→ PROBLEM TO WORK ON
Go through the listing and pick out each line with the word "this" in it.

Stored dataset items
↓↓↓

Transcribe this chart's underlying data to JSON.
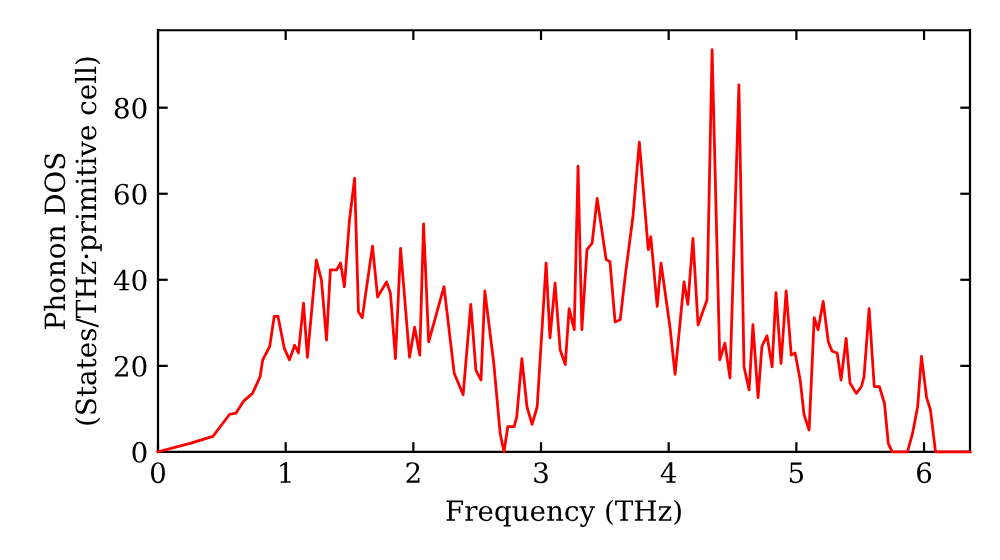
{
  "chart_data": {
    "type": "line",
    "xlabel": "Frequency (THz)",
    "ylabel": "Phonon DOS\n(States/THz·primitive cell)",
    "xlim": [
      0,
      6.36
    ],
    "ylim": [
      0,
      98
    ],
    "xticks": [
      0,
      1,
      2,
      3,
      4,
      5,
      6
    ],
    "yticks": [
      0,
      20,
      40,
      60,
      80
    ],
    "grid": false,
    "legend": false,
    "marker": "none",
    "line_style": "solid",
    "series": [
      {
        "color": "#ff0000",
        "x": [
          0,
          0.25,
          0.43,
          0.56,
          0.61,
          0.67,
          0.74,
          0.8,
          0.82,
          0.875,
          0.91,
          0.94,
          0.99,
          1.03,
          1.07,
          1.1,
          1.14,
          1.17,
          1.24,
          1.28,
          1.32,
          1.35,
          1.4,
          1.43,
          1.46,
          1.5,
          1.54,
          1.57,
          1.6,
          1.65,
          1.68,
          1.72,
          1.79,
          1.82,
          1.86,
          1.9,
          1.97,
          2.01,
          2.05,
          2.08,
          2.12,
          2.24,
          2.32,
          2.39,
          2.45,
          2.49,
          2.53,
          2.56,
          2.63,
          2.68,
          2.71,
          2.74,
          2.79,
          2.81,
          2.85,
          2.89,
          2.93,
          2.97,
          3.04,
          3.07,
          3.11,
          3.15,
          3.19,
          3.22,
          3.26,
          3.29,
          3.32,
          3.36,
          3.4,
          3.44,
          3.51,
          3.54,
          3.58,
          3.62,
          3.66,
          3.72,
          3.77,
          3.84,
          3.86,
          3.91,
          3.94,
          4.01,
          4.05,
          4.12,
          4.15,
          4.19,
          4.23,
          4.3,
          4.34,
          4.4,
          4.44,
          4.48,
          4.55,
          4.59,
          4.63,
          4.66,
          4.7,
          4.73,
          4.77,
          4.81,
          4.84,
          4.88,
          4.92,
          4.96,
          4.99,
          5.03,
          5.06,
          5.1,
          5.14,
          5.17,
          5.21,
          5.25,
          5.28,
          5.32,
          5.35,
          5.39,
          5.42,
          5.47,
          5.51,
          5.53,
          5.57,
          5.61,
          5.65,
          5.69,
          5.72,
          5.75,
          5.87,
          5.91,
          5.95,
          5.98,
          6.02,
          6.05,
          6.09,
          6.36
        ],
        "values": [
          0,
          2,
          3.6,
          8.7,
          9,
          11.8,
          13.6,
          17.5,
          21.4,
          24.5,
          31.5,
          31.5,
          24,
          21.4,
          24.8,
          23,
          34.6,
          22,
          44.6,
          40,
          26,
          42.3,
          42.3,
          43.9,
          38.4,
          54,
          63.6,
          32.6,
          31.2,
          41.6,
          47.8,
          36,
          39.5,
          37,
          21.7,
          47.3,
          22,
          29,
          22.5,
          53,
          25.6,
          38.4,
          18.3,
          13.3,
          34.3,
          19,
          16.7,
          37.4,
          20.6,
          4.3,
          0,
          5.9,
          5.9,
          8.2,
          21.7,
          10.5,
          6.4,
          10.5,
          43.9,
          26.5,
          39.2,
          23.7,
          20.3,
          33.3,
          28.4,
          66.4,
          28.4,
          47,
          48.5,
          58.9,
          44.7,
          44.2,
          30.2,
          30.7,
          41,
          54.7,
          72,
          47,
          50,
          33.8,
          43.9,
          29,
          18,
          39.5,
          34.3,
          49.6,
          29.5,
          35.3,
          93.5,
          21.4,
          25.3,
          17.2,
          85.3,
          19.8,
          14.4,
          29.6,
          12.6,
          24.5,
          27,
          19.8,
          37,
          20.6,
          37.4,
          22.5,
          23,
          16.7,
          8.7,
          5.1,
          31.2,
          28.4,
          35,
          25.6,
          23.4,
          23,
          16.7,
          26.4,
          16,
          13.6,
          15.2,
          17.5,
          33.3,
          15.2,
          15.2,
          11.3,
          2,
          0,
          0,
          4.3,
          10.5,
          22.2,
          12.6,
          9.8,
          0,
          0
        ]
      }
    ]
  }
}
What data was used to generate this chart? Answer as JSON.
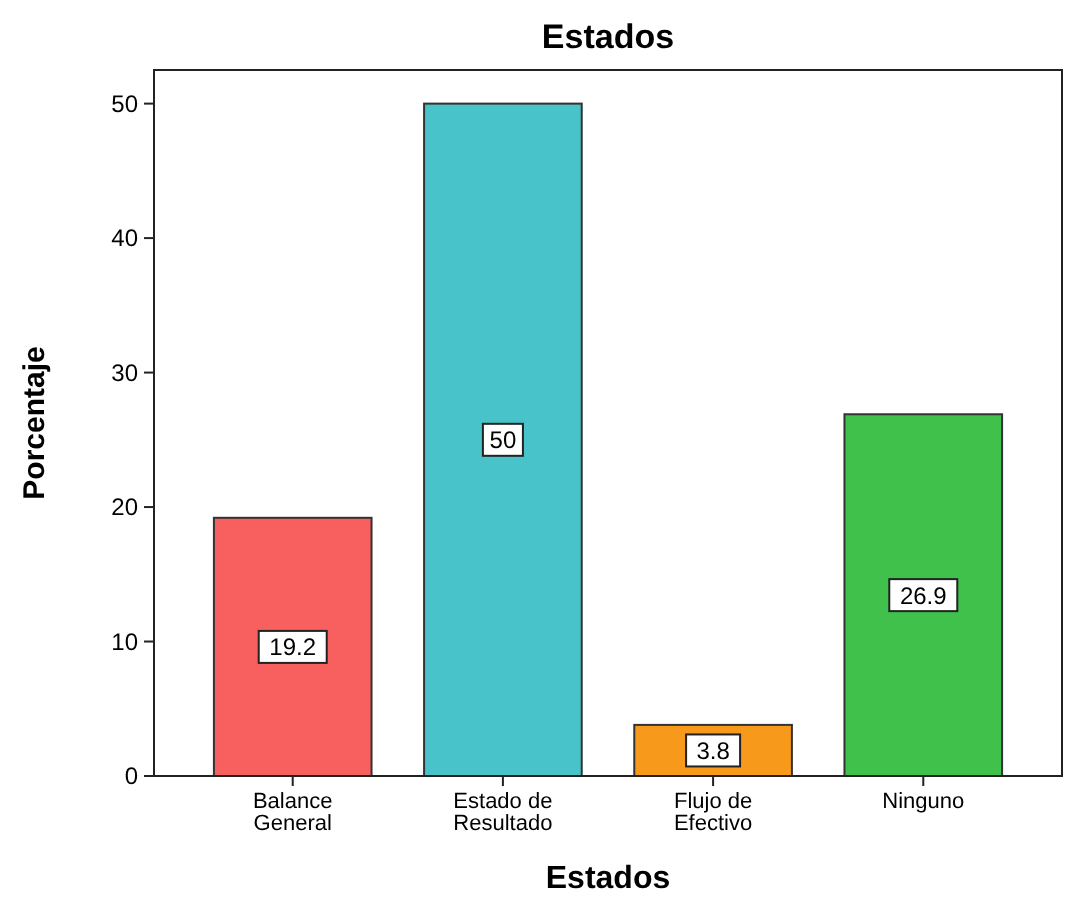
{
  "chart_data": {
    "type": "bar",
    "title": "Estados",
    "xlabel": "Estados",
    "ylabel": "Porcentaje",
    "categories": [
      "Balance General",
      "Estado de Resultado",
      "Flujo de Efectivo",
      "Ninguno"
    ],
    "values": [
      19.2,
      50,
      3.8,
      26.9
    ],
    "colors": [
      "#f8605f",
      "#48c3c9",
      "#f79a1c",
      "#3fc14c"
    ],
    "ylim": [
      0,
      52.5
    ],
    "yticks": [
      0,
      10,
      20,
      30,
      40,
      50
    ],
    "grid": false,
    "data_labels": true
  }
}
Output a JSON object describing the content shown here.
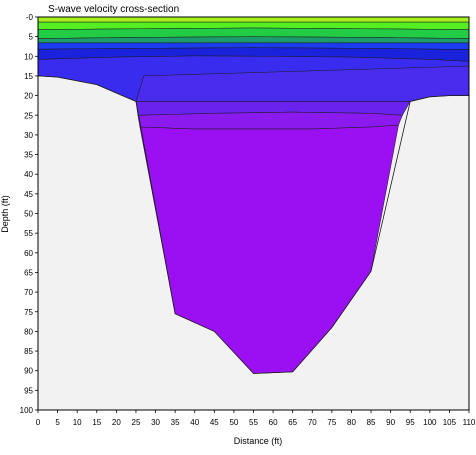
{
  "chart_data": {
    "type": "area",
    "title": "S-wave velocity cross-section",
    "xlabel": "Distance (ft)",
    "ylabel": "Depth (ft)",
    "xlim": [
      0,
      110
    ],
    "ylim": [
      0,
      100
    ],
    "y_inverted": true,
    "grid": false,
    "x_ticks": [
      0,
      5,
      10,
      15,
      20,
      25,
      30,
      35,
      40,
      45,
      50,
      55,
      60,
      65,
      70,
      75,
      80,
      85,
      90,
      95,
      100,
      105,
      110
    ],
    "y_ticks": [
      0,
      5,
      10,
      15,
      20,
      25,
      30,
      35,
      40,
      45,
      50,
      55,
      60,
      65,
      70,
      75,
      80,
      85,
      90,
      95,
      100
    ],
    "y_tick_labels": [
      "-0",
      "5",
      "10",
      "15",
      "20",
      "25",
      "30",
      "35",
      "40",
      "45",
      "50",
      "55",
      "60",
      "65",
      "70",
      "75",
      "80",
      "85",
      "90",
      "95",
      "100"
    ],
    "colors": {
      "background": "#f2f2f2",
      "plot_border": "#000000",
      "contour_line": "#1a1a1a"
    },
    "layers": [
      {
        "color": "#a6f020",
        "top": [
          [
            0,
            0
          ],
          [
            110,
            0
          ]
        ],
        "bottom": [
          [
            0,
            1.3
          ],
          [
            110,
            1.3
          ]
        ]
      },
      {
        "color": "#55ee22",
        "top": [
          [
            0,
            1.3
          ],
          [
            110,
            1.3
          ]
        ],
        "bottom": [
          [
            0,
            3.2
          ],
          [
            25,
            3.0
          ],
          [
            55,
            2.8
          ],
          [
            85,
            3.0
          ],
          [
            110,
            3.2
          ]
        ]
      },
      {
        "color": "#22cc44",
        "top": [
          [
            0,
            3.2
          ],
          [
            25,
            3.0
          ],
          [
            55,
            2.8
          ],
          [
            85,
            3.0
          ],
          [
            110,
            3.2
          ]
        ],
        "bottom": [
          [
            0,
            5.5
          ],
          [
            25,
            5.2
          ],
          [
            55,
            5.0
          ],
          [
            85,
            5.2
          ],
          [
            110,
            5.5
          ]
        ]
      },
      {
        "color": "#1c9c6c",
        "top": [
          [
            0,
            5.5
          ],
          [
            25,
            5.2
          ],
          [
            55,
            5.0
          ],
          [
            85,
            5.2
          ],
          [
            110,
            5.5
          ]
        ],
        "bottom": [
          [
            0,
            6.6
          ],
          [
            110,
            6.6
          ]
        ]
      },
      {
        "color": "#1c3cf0",
        "top": [
          [
            0,
            6.6
          ],
          [
            110,
            6.6
          ]
        ],
        "bottom": [
          [
            0,
            8.2
          ],
          [
            25,
            8.0
          ],
          [
            55,
            7.8
          ],
          [
            85,
            8.0
          ],
          [
            110,
            8.3
          ]
        ]
      },
      {
        "color": "#1a22dc",
        "top": [
          [
            0,
            8.2
          ],
          [
            25,
            8.0
          ],
          [
            55,
            7.8
          ],
          [
            85,
            8.0
          ],
          [
            110,
            8.3
          ]
        ],
        "bottom": [
          [
            0,
            10.8
          ],
          [
            20,
            10.2
          ],
          [
            40,
            9.9
          ],
          [
            60,
            10.0
          ],
          [
            80,
            10.2
          ],
          [
            100,
            10.8
          ],
          [
            110,
            11.3
          ]
        ]
      },
      {
        "color": "#3a2cee",
        "top": [
          [
            0,
            10.8
          ],
          [
            20,
            10.2
          ],
          [
            40,
            9.9
          ],
          [
            60,
            10.0
          ],
          [
            80,
            10.2
          ],
          [
            100,
            10.8
          ],
          [
            110,
            11.3
          ]
        ],
        "bottom": [
          [
            0,
            15
          ],
          [
            5,
            15.3
          ],
          [
            15,
            17.2
          ],
          [
            25,
            21.5
          ],
          [
            27,
            15
          ],
          [
            95,
            15
          ],
          [
            110,
            12.5
          ]
        ]
      },
      {
        "color": "#4a2cee",
        "top": [
          [
            27,
            15
          ],
          [
            110,
            12.5
          ]
        ],
        "bottom": [
          [
            25,
            21.5
          ],
          [
            95,
            21.5
          ],
          [
            100,
            20.3
          ],
          [
            105,
            20
          ],
          [
            110,
            20
          ]
        ]
      },
      {
        "color": "#6a22ee",
        "top": [
          [
            25,
            21.5
          ],
          [
            95,
            21.5
          ]
        ],
        "bottom": [
          [
            25.5,
            25
          ],
          [
            45,
            24.5
          ],
          [
            65,
            24.2
          ],
          [
            85,
            24.5
          ],
          [
            93,
            25
          ]
        ]
      },
      {
        "color": "#8a1aee",
        "top": [
          [
            25.5,
            25
          ],
          [
            45,
            24.5
          ],
          [
            65,
            24.2
          ],
          [
            85,
            24.5
          ],
          [
            93,
            25
          ]
        ],
        "bottom": [
          [
            26,
            28
          ],
          [
            40,
            28.5
          ],
          [
            55,
            28.5
          ],
          [
            70,
            28.5
          ],
          [
            85,
            28
          ],
          [
            92,
            27.5
          ]
        ]
      },
      {
        "color": "#9a10f2",
        "top": [
          [
            26,
            28
          ],
          [
            40,
            28.5
          ],
          [
            55,
            28.5
          ],
          [
            70,
            28.5
          ],
          [
            85,
            28
          ],
          [
            92,
            27.5
          ]
        ],
        "bottom": [
          [
            35,
            75.5
          ],
          [
            45,
            80
          ],
          [
            55,
            90.7
          ],
          [
            65,
            90.3
          ],
          [
            75,
            79
          ],
          [
            85,
            64.7
          ],
          [
            92,
            27.5
          ]
        ]
      }
    ],
    "model_outline": [
      [
        0,
        15
      ],
      [
        5,
        15.3
      ],
      [
        15,
        17.2
      ],
      [
        25,
        21.5
      ],
      [
        35,
        75.5
      ],
      [
        45,
        80
      ],
      [
        55,
        90.7
      ],
      [
        65,
        90.3
      ],
      [
        75,
        79
      ],
      [
        85,
        64.7
      ],
      [
        95,
        21.5
      ],
      [
        100,
        20.3
      ],
      [
        105,
        20
      ],
      [
        110,
        20
      ]
    ]
  }
}
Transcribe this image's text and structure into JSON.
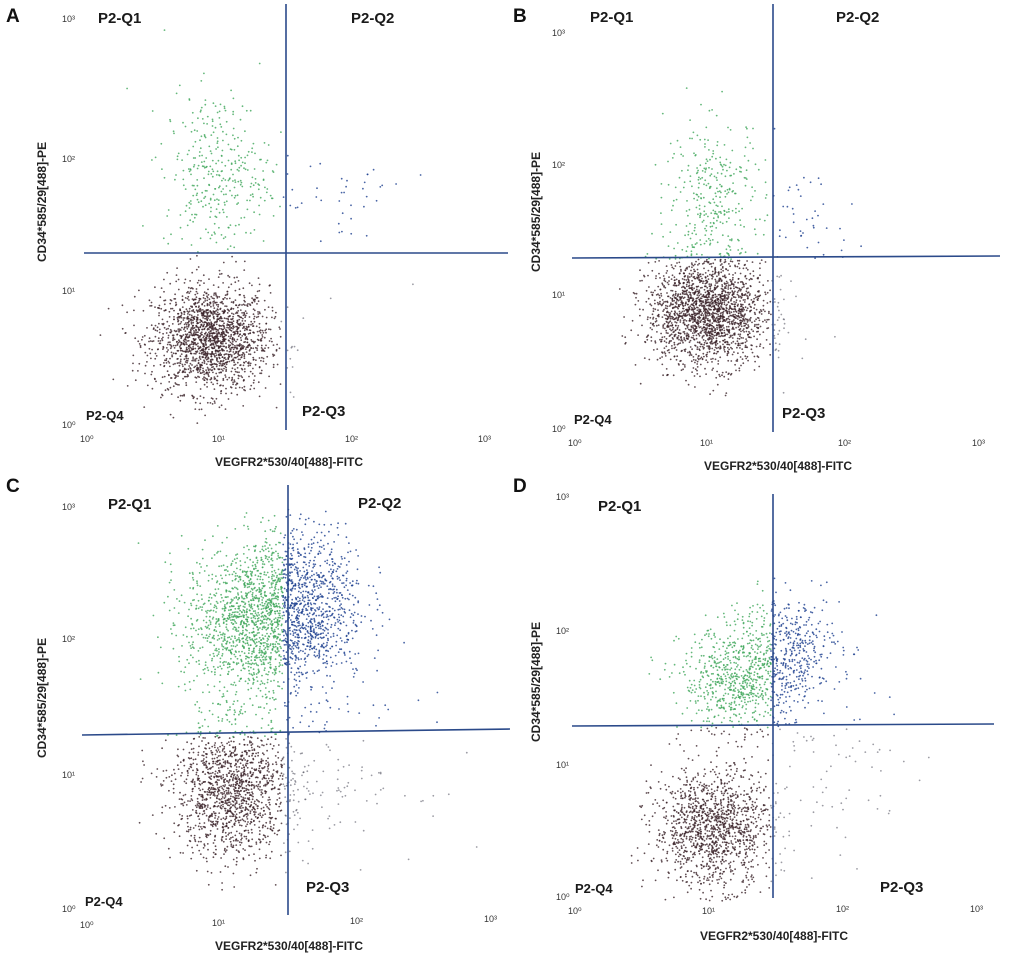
{
  "figure": {
    "colors": {
      "background": "#ffffff",
      "gate_line": "#2b4a8a",
      "Q4_event": "#3a2228",
      "Q1_event": "#3fa65a",
      "Q2_event": "#1b3f8f",
      "Q3_event": "#4a4a5a"
    }
  },
  "chart_data": [
    {
      "panel": "A",
      "type": "scatter",
      "xlabel": "VEGFR2*530/40[488]-FITC",
      "ylabel": "CD34*585/29[488]-PE",
      "x_scale": "log",
      "y_scale": "log",
      "xlim": [
        1,
        1000
      ],
      "ylim": [
        1,
        1000
      ],
      "x_ticks": [
        "10⁰",
        "10¹",
        "10²",
        "10³"
      ],
      "y_ticks": [
        "10⁰",
        "10¹",
        "10²",
        "10³"
      ],
      "gate": {
        "x": 30,
        "y": 20
      },
      "quadrants": {
        "Q1": "P2-Q1",
        "Q2": "P2-Q2",
        "Q3": "P2-Q3",
        "Q4": "P2-Q4"
      },
      "populations": [
        {
          "name": "Q4 cluster",
          "quadrant": "Q4",
          "center_log": [
            0.95,
            0.65
          ],
          "spread_log": [
            0.22,
            0.2
          ],
          "count": 1800
        },
        {
          "name": "Q1 cluster",
          "quadrant": "Q1",
          "center_log": [
            1.0,
            1.9
          ],
          "spread_log": [
            0.2,
            0.3
          ],
          "count": 350
        },
        {
          "name": "Q2 scatter",
          "quadrant": "Q2",
          "center_log": [
            1.9,
            1.7
          ],
          "spread_log": [
            0.25,
            0.25
          ],
          "count": 40
        }
      ]
    },
    {
      "panel": "B",
      "type": "scatter",
      "xlabel": "VEGFR2*530/40[488]-FITC",
      "ylabel": "CD34*585/29[488]-PE",
      "x_scale": "log",
      "y_scale": "log",
      "xlim": [
        1,
        1000
      ],
      "ylim": [
        1,
        1000
      ],
      "x_ticks": [
        "10⁰",
        "10¹",
        "10²",
        "10³"
      ],
      "y_ticks": [
        "10⁰",
        "10¹",
        "10²",
        "10³"
      ],
      "gate": {
        "x": 30,
        "y": 20
      },
      "quadrants": {
        "Q1": "P2-Q1",
        "Q2": "P2-Q2",
        "Q3": "P2-Q3",
        "Q4": "P2-Q4"
      },
      "populations": [
        {
          "name": "Q4 cluster",
          "quadrant": "Q4",
          "center_log": [
            1.0,
            0.9
          ],
          "spread_log": [
            0.22,
            0.2
          ],
          "count": 2000
        },
        {
          "name": "Q1 cluster",
          "quadrant": "Q1",
          "center_log": [
            1.05,
            1.8
          ],
          "spread_log": [
            0.18,
            0.28
          ],
          "count": 300
        },
        {
          "name": "Q2 scatter",
          "quadrant": "Q2",
          "center_log": [
            1.7,
            1.6
          ],
          "spread_log": [
            0.2,
            0.2
          ],
          "count": 50
        }
      ]
    },
    {
      "panel": "C",
      "type": "scatter",
      "xlabel": "VEGFR2*530/40[488]-FITC",
      "ylabel": "CD34*585/29[488]-PE",
      "x_scale": "log",
      "y_scale": "log",
      "xlim": [
        1,
        1000
      ],
      "ylim": [
        1,
        1000
      ],
      "x_ticks": [
        "10⁰",
        "10¹",
        "10²",
        "10³"
      ],
      "y_ticks": [
        "10⁰",
        "10¹",
        "10²",
        "10³"
      ],
      "gate": {
        "x": 30,
        "y": 20
      },
      "quadrants": {
        "Q1": "P2-Q1",
        "Q2": "P2-Q2",
        "Q3": "P2-Q3",
        "Q4": "P2-Q4"
      },
      "populations": [
        {
          "name": "Q4 cluster",
          "quadrant": "Q4",
          "center_log": [
            1.1,
            0.9
          ],
          "spread_log": [
            0.22,
            0.25
          ],
          "count": 1400
        },
        {
          "name": "Q1 cluster",
          "quadrant": "Q1",
          "center_log": [
            1.25,
            2.15
          ],
          "spread_log": [
            0.25,
            0.28
          ],
          "count": 1400
        },
        {
          "name": "Q2 cluster",
          "quadrant": "Q2",
          "center_log": [
            1.65,
            2.3
          ],
          "spread_log": [
            0.22,
            0.3
          ],
          "count": 900
        },
        {
          "name": "Q3 scatter",
          "quadrant": "Q3",
          "center_log": [
            1.8,
            1.0
          ],
          "spread_log": [
            0.35,
            0.3
          ],
          "count": 120
        }
      ]
    },
    {
      "panel": "D",
      "type": "scatter",
      "xlabel": "VEGFR2*530/40[488]-FITC",
      "ylabel": "CD34*585/29[488]-PE",
      "x_scale": "log",
      "y_scale": "log",
      "xlim": [
        1,
        1000
      ],
      "ylim": [
        1,
        1000
      ],
      "x_ticks": [
        "10⁰",
        "10¹",
        "10²",
        "10³"
      ],
      "y_ticks": [
        "10⁰",
        "10¹",
        "10²",
        "10³"
      ],
      "gate": {
        "x": 30,
        "y": 20
      },
      "quadrants": {
        "Q1": "P2-Q1",
        "Q2": "",
        "Q3": "P2-Q3",
        "Q4": "P2-Q4"
      },
      "populations": [
        {
          "name": "Q4 cluster",
          "quadrant": "Q4",
          "center_log": [
            1.05,
            0.55
          ],
          "spread_log": [
            0.22,
            0.22
          ],
          "count": 1300
        },
        {
          "name": "Q1 cluster",
          "quadrant": "Q1",
          "center_log": [
            1.25,
            1.65
          ],
          "spread_log": [
            0.22,
            0.2
          ],
          "count": 700
        },
        {
          "name": "Q2 cluster",
          "quadrant": "Q2",
          "center_log": [
            1.6,
            1.9
          ],
          "spread_log": [
            0.2,
            0.2
          ],
          "count": 400
        },
        {
          "name": "Q3 scatter",
          "quadrant": "Q3",
          "center_log": [
            1.9,
            1.0
          ],
          "spread_log": [
            0.35,
            0.3
          ],
          "count": 80
        }
      ]
    }
  ],
  "panels": [
    {
      "letter": "A",
      "q1": "P2-Q1",
      "q2": "P2-Q2",
      "q3": "P2-Q3",
      "q4": "P2-Q4",
      "xlabel": "VEGFR2*530/40[488]-FITC",
      "ylabel": "CD34*585/29[488]-PE",
      "t0": "10⁰",
      "t1": "10¹",
      "t2": "10²",
      "t3": "10³"
    },
    {
      "letter": "B",
      "q1": "P2-Q1",
      "q2": "P2-Q2",
      "q3": "P2-Q3",
      "q4": "P2-Q4",
      "xlabel": "VEGFR2*530/40[488]-FITC",
      "ylabel": "CD34*585/29[488]-PE",
      "t0": "10⁰",
      "t1": "10¹",
      "t2": "10²",
      "t3": "10³"
    },
    {
      "letter": "C",
      "q1": "P2-Q1",
      "q2": "P2-Q2",
      "q3": "P2-Q3",
      "q4": "P2-Q4",
      "xlabel": "VEGFR2*530/40[488]-FITC",
      "ylabel": "CD34*585/29[488]-PE",
      "t0": "10⁰",
      "t1": "10¹",
      "t2": "10²",
      "t3": "10³"
    },
    {
      "letter": "D",
      "q1": "P2-Q1",
      "q2": "",
      "q3": "P2-Q3",
      "q4": "P2-Q4",
      "xlabel": "VEGFR2*530/40[488]-FITC",
      "ylabel": "CD34*585/29[488]-PE",
      "t0": "10⁰",
      "t1": "10¹",
      "t2": "10²",
      "t3": "10³"
    }
  ]
}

↑↑↑

→ THE OUTPUT
Transcribe this chart's underlying data to JSON.
What data was used to generate this chart? Answer as JSON.
Transcribe this image's text and structure into JSON.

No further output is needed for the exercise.